_DO THIS:_ Your task is to print every entry below exactly as given.

### MATERIAL PROVIDED

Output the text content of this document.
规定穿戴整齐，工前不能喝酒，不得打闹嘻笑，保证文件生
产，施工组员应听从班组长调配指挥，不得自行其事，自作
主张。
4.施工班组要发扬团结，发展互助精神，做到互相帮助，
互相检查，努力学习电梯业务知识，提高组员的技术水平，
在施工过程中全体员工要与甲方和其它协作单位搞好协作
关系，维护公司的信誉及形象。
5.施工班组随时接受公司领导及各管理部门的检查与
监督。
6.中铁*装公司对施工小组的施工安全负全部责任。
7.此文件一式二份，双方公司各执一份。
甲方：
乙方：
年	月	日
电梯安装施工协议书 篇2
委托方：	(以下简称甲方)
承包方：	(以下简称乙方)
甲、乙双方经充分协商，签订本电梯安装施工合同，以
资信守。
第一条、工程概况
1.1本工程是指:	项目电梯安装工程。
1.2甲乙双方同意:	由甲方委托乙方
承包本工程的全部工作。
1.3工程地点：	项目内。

######

_FULL ANSWER:_
Output the text content of this document.
规定穿戴整齐，工前不能喝酒，不得打闹嘻笑，保证文件生
产，施工组员应听从班组长调配指挥，不得自行其事，自作
主张。
4.施工班组要发扬团结，发展互助精神，做到互相帮助，
互相检查，努力学习电梯业务知识，提高组员的技术水平，
在施工过程中全体员工要与甲方和其它协作单位搞好协作
关系，维护公司的信誉及形象。
5.施工班组随时接受公司领导及各管理部门的检查与
监督。
6.中铁*装公司对施工小组的施工安全负全部责任。
7.此文件一式二份，双方公司各执一份。
甲方：
乙方：
年	月	日
电梯安装施工协议书 篇2
委托方：	(以下简称甲方)
承包方：	(以下简称乙方)
甲、乙双方经充分协商，签订本电梯安装施工合同，以
资信守。
第一条、工程概况
1.1本工程是指:	项目电梯安装工程。
1.2甲乙双方同意:	由甲方委托乙方
承包本工程的全部工作。
1.3工程地点：	项目内。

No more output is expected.